Trecho selecionado |
──────────

Um adulto pode responder por uma relação que já teve, no passado, com uma menina que era menor de 13 anos na ocasião?
Segundo especialistas, mesmo a denúncia acontecendo depois (no caso de Guilherme, após três anos), ele poderia ser responsabilizado. A criminalista Carla explica que, caso fique provado que houve prática de ato libidinoso entre ela e o namorado antes dos 14 anos, ele poderá responder pelo crime de estupro.
Ou seja, o crime ter acontecido três anos não impede que ele seja punido hoje, caso seja provado que houve qualquer ato libidinoso.
Como o juiz entende o consentimento dos pais em um relacionamento entre uma adolescente com um adulto?
Em 30 de abril deste ano, a mãe da adolescente já tinha ido até a polícia denunciar o namorado da filha. Conforme o boletim de ocorrência, ela relatou que a adolescente começou o ‘namoro’ com Guilherme, que tinha 36 anos na época, quando tinha apenas 13.

──────────

Tarefas a realizar |
**a)** Redigite uma parte do trecho sobre o caso de Guilherme, começando nas palavras "Ou seja, o crime" e parando depois de "com um adulto?".
**b)** Dê continuidade ao trecho sobre o caso de Guilherme a partir do ponto em que ele termina.

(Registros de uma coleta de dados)
──────────

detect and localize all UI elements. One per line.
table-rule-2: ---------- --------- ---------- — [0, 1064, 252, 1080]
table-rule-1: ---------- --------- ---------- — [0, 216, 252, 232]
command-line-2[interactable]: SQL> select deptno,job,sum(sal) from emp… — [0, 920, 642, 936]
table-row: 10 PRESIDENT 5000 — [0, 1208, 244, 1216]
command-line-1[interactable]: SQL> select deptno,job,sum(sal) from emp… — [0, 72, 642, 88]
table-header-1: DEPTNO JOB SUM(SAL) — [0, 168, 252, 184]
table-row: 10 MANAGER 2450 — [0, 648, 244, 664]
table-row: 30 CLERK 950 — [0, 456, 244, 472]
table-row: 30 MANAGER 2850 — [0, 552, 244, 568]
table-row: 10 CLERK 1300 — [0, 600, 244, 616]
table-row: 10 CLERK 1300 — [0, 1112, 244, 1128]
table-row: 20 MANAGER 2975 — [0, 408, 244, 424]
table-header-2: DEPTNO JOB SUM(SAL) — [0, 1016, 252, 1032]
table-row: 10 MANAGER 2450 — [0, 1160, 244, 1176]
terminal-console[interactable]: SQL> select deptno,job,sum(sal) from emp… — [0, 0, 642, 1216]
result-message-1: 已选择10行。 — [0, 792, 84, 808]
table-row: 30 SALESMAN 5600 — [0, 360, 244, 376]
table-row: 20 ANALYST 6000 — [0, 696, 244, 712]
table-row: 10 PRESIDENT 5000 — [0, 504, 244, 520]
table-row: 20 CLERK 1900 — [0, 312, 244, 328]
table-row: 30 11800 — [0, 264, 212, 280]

──────────

Resultados do exercício |
**a)**
Ou seja, o crime ter acontecido três anos não impede que ele seja punido hoje, caso seja provado que houve qualquer ato libidinoso.
Como o juiz entende o consentimento dos pais em um relacionamento entre uma adolescente com um adulto?

**b)**
No registro policial, a mãe afirma que só descobriu o relacionamento depois de cinco meses. Mesmo com a diferença de idade, os pais autorizaram o relacionamento, temendo que seria pior se proibissem. Porém, com a condição de que a adolescente sempre informasse onde estava e o que estava fazendo e que não dormisse fora de casa. Segundo a família da menina, quando ela fez 15 anos, o comportamento mudou. Foi quando a família procurou ajuda.
“Aos pais incumbe o dever de guarda, orientação e zelo pelos filhos menores de idade; mas para falar em responsabilização deles, primeiramente é preciso saber se houve conivência com o que ocorria”, explicou Carla. Sendo assim, caso eles tivessem ciência de que a filha estava sendo vítima de algum crime e não tomaram providência legal, eles podem responder perante a Justiça.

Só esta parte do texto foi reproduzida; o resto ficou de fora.